** Start **

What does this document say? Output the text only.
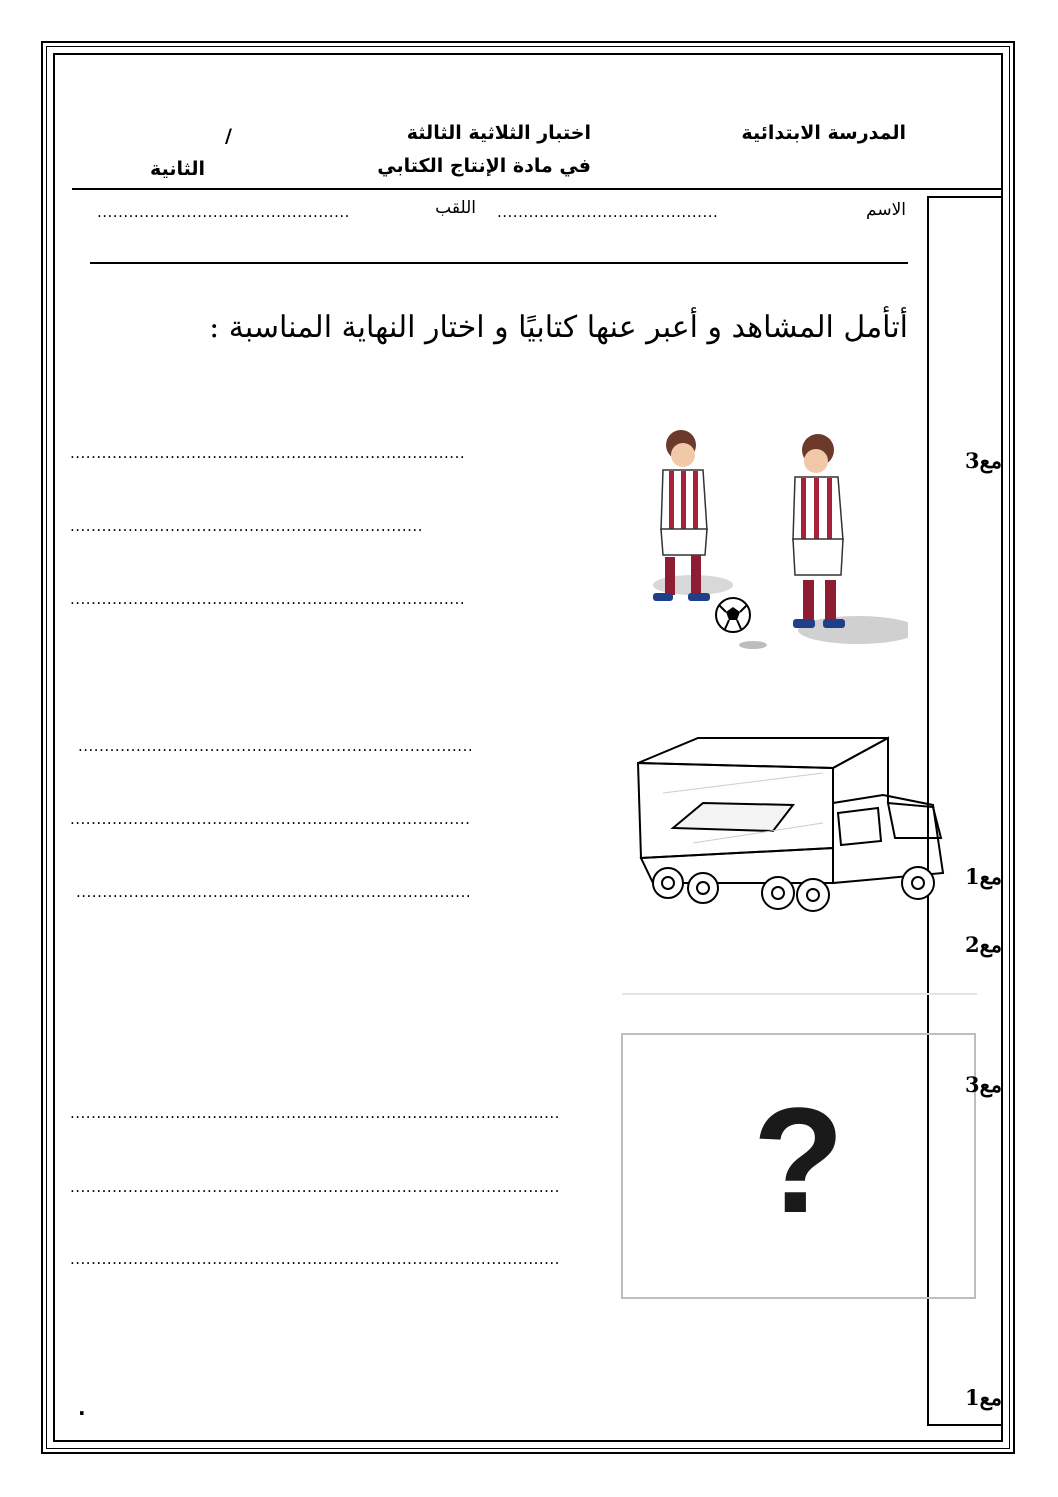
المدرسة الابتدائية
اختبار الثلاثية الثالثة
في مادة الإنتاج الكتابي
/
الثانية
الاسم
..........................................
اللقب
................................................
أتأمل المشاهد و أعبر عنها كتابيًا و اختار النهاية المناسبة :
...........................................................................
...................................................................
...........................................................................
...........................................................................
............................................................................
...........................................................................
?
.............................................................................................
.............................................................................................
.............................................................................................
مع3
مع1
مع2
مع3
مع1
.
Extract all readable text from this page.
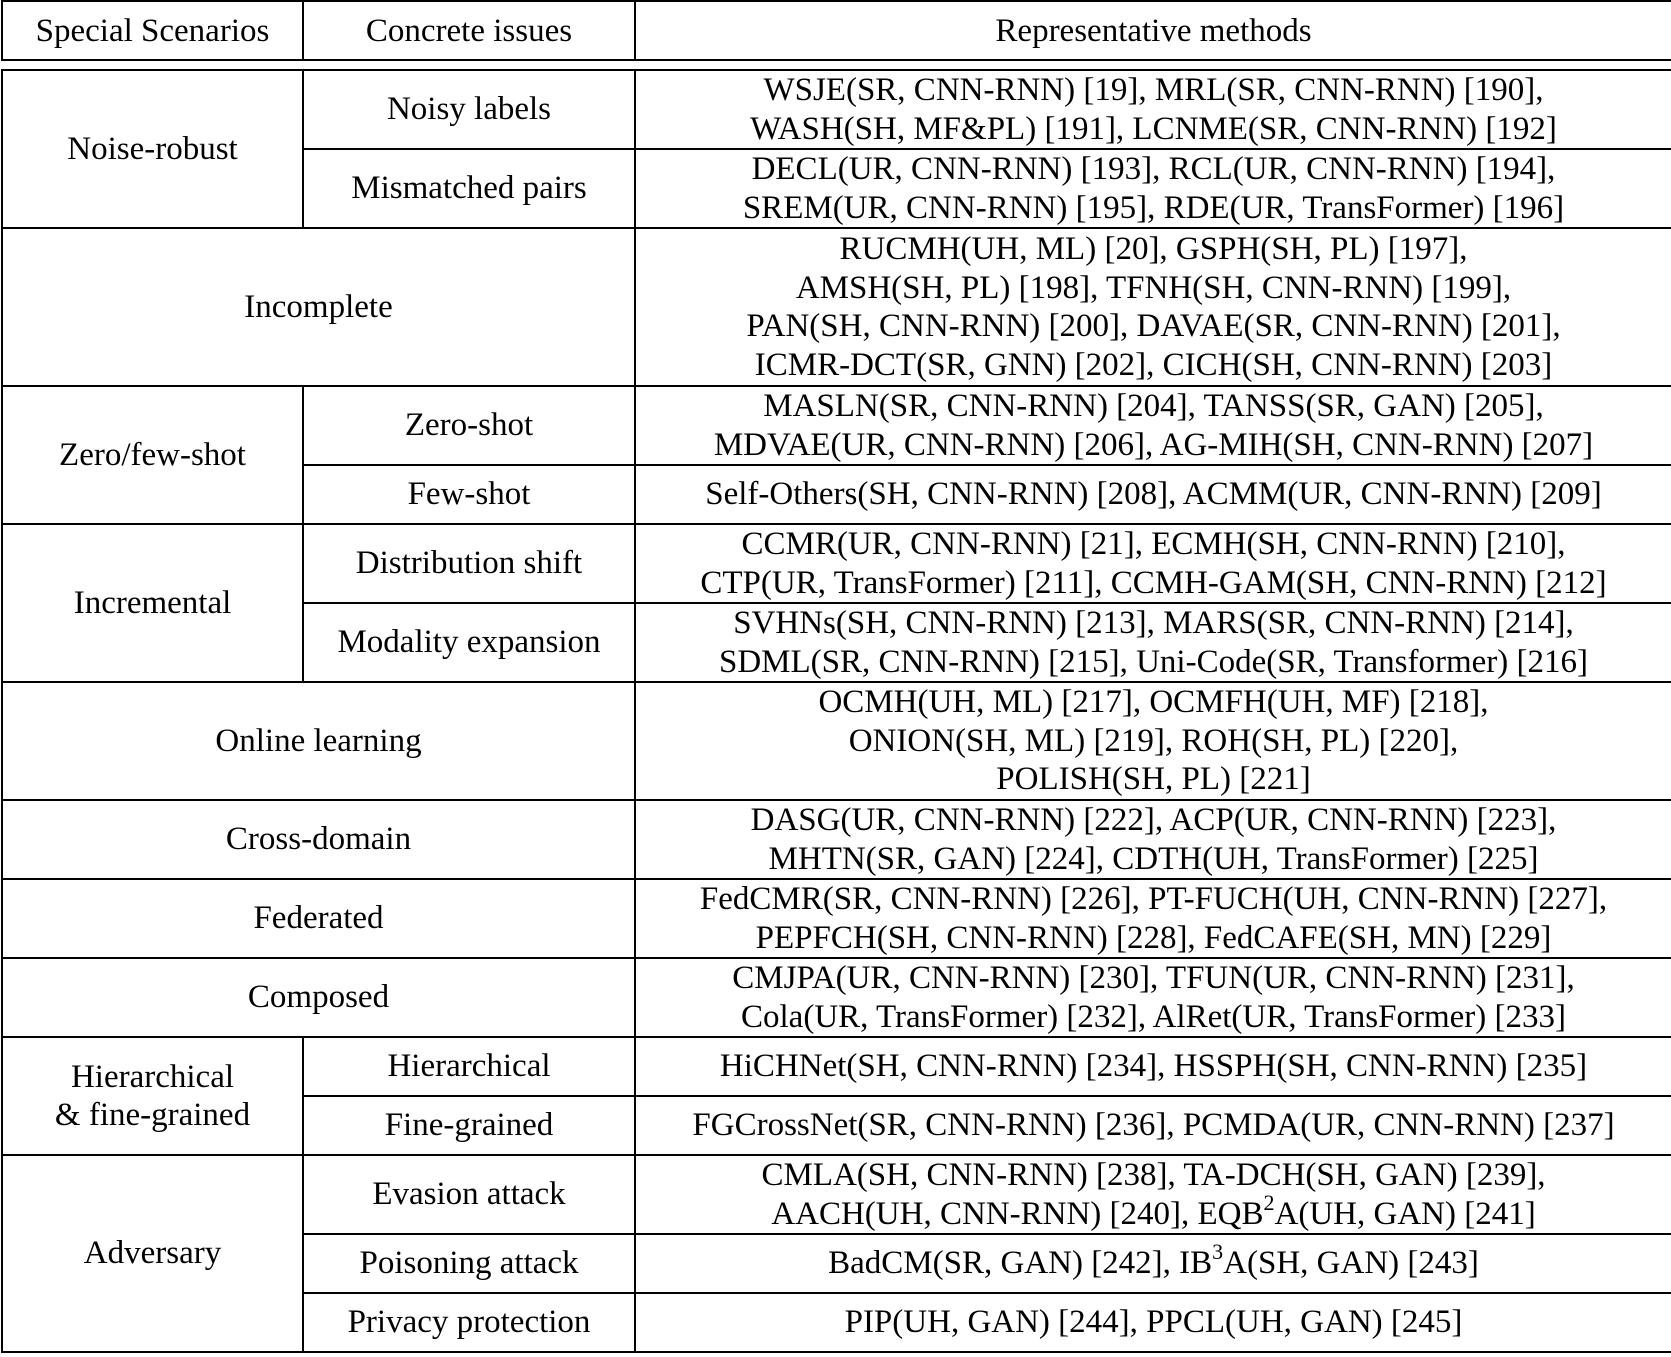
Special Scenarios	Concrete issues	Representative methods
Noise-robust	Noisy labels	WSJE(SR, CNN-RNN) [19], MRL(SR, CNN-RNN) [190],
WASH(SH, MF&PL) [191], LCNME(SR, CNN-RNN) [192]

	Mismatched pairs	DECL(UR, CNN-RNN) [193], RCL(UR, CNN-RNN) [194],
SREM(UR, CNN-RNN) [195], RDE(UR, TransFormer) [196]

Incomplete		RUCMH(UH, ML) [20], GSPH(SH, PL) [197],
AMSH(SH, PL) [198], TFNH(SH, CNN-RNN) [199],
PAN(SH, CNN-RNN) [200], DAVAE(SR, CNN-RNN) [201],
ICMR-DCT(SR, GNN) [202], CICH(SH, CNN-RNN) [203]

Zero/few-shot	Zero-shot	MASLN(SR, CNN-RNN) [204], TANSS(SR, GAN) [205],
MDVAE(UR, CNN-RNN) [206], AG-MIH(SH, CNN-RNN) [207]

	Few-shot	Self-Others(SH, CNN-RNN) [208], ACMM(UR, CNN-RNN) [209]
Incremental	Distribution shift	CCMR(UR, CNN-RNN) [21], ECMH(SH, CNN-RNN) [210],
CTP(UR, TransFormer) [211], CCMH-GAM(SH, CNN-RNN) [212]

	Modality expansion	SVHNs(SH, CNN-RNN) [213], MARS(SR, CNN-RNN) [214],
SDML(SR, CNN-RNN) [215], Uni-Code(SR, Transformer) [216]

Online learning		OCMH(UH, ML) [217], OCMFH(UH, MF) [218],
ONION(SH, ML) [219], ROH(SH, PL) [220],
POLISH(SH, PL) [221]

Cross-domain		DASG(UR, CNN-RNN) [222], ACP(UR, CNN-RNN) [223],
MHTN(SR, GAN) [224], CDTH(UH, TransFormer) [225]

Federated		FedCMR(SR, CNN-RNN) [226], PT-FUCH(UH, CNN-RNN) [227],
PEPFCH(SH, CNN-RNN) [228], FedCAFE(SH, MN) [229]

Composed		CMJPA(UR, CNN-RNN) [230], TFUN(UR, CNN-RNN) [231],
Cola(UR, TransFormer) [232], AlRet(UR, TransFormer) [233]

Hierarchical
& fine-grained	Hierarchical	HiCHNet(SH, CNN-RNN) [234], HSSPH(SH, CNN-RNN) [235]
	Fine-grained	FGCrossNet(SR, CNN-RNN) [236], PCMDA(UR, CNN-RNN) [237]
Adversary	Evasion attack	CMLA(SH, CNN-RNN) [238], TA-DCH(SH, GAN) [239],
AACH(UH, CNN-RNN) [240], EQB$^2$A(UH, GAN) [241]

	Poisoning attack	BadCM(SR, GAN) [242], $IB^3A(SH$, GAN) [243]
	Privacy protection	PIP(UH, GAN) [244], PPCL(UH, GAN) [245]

** End **

### WHAT TO DO
Reproduce the whole listing word for word, setting aside any pictures.

### COMPLETED EXERCISE
What does this document say? Output the text only.
المدرسة الابتدائية
اختبار الثلاثية الثالثة
في مادة الإنتاج الكتابي
/
الثانية
الاسم
..........................................
اللقب
................................................
أتأمل المشاهد و أعبر عنها كتابيًا و اختار النهاية المناسبة :
...........................................................................
...................................................................
...........................................................................
...........................................................................
............................................................................
...........................................................................
?
.............................................................................................
.............................................................................................
.............................................................................................
مع3
مع1
مع2
مع3
مع1
.
Extract all readable text from this page.
Special Scenarios	Concrete issues	Representative methods
Noise-robust	Noisy labels	WSJE(SR, CNN-RNN) [19], MRL(SR, CNN-RNN) [190],
WASH(SH, MF&PL) [191], LCNME(SR, CNN-RNN) [192]

	Mismatched pairs	DECL(UR, CNN-RNN) [193], RCL(UR, CNN-RNN) [194],
SREM(UR, CNN-RNN) [195], RDE(UR, TransFormer) [196]

Incomplete		RUCMH(UH, ML) [20], GSPH(SH, PL) [197],
AMSH(SH, PL) [198], TFNH(SH, CNN-RNN) [199],
PAN(SH, CNN-RNN) [200], DAVAE(SR, CNN-RNN) [201],
ICMR-DCT(SR, GNN) [202], CICH(SH, CNN-RNN) [203]

Zero/few-shot	Zero-shot	MASLN(SR, CNN-RNN) [204], TANSS(SR, GAN) [205],
MDVAE(UR, CNN-RNN) [206], AG-MIH(SH, CNN-RNN) [207]

	Few-shot	Self-Others(SH, CNN-RNN) [208], ACMM(UR, CNN-RNN) [209]
Incremental	Distribution shift	CCMR(UR, CNN-RNN) [21], ECMH(SH, CNN-RNN) [210],
CTP(UR, TransFormer) [211], CCMH-GAM(SH, CNN-RNN) [212]

	Modality expansion	SVHNs(SH, CNN-RNN) [213], MARS(SR, CNN-RNN) [214],
SDML(SR, CNN-RNN) [215], Uni-Code(SR, Transformer) [216]

Online learning		OCMH(UH, ML) [217], OCMFH(UH, MF) [218],
ONION(SH, ML) [219], ROH(SH, PL) [220],
POLISH(SH, PL) [221]

Cross-domain		DASG(UR, CNN-RNN) [222], ACP(UR, CNN-RNN) [223],
MHTN(SR, GAN) [224], CDTH(UH, TransFormer) [225]

Federated		FedCMR(SR, CNN-RNN) [226], PT-FUCH(UH, CNN-RNN) [227],
PEPFCH(SH, CNN-RNN) [228], FedCAFE(SH, MN) [229]

Composed		CMJPA(UR, CNN-RNN) [230], TFUN(UR, CNN-RNN) [231],
Cola(UR, TransFormer) [232], AlRet(UR, TransFormer) [233]

Hierarchical
& fine-grained	Hierarchical	HiCHNet(SH, CNN-RNN) [234], HSSPH(SH, CNN-RNN) [235]
	Fine-grained	FGCrossNet(SR, CNN-RNN) [236], PCMDA(UR, CNN-RNN) [237]
Adversary	Evasion attack	CMLA(SH, CNN-RNN) [238], TA-DCH(SH, GAN) [239],
AACH(UH, CNN-RNN) [240], EQB$^2$A(UH, GAN) [241]

	Poisoning attack	BadCM(SR, GAN) [242], $IB^3A(SH$, GAN) [243]
	Privacy protection	PIP(UH, GAN) [244], PPCL(UH, GAN) [245]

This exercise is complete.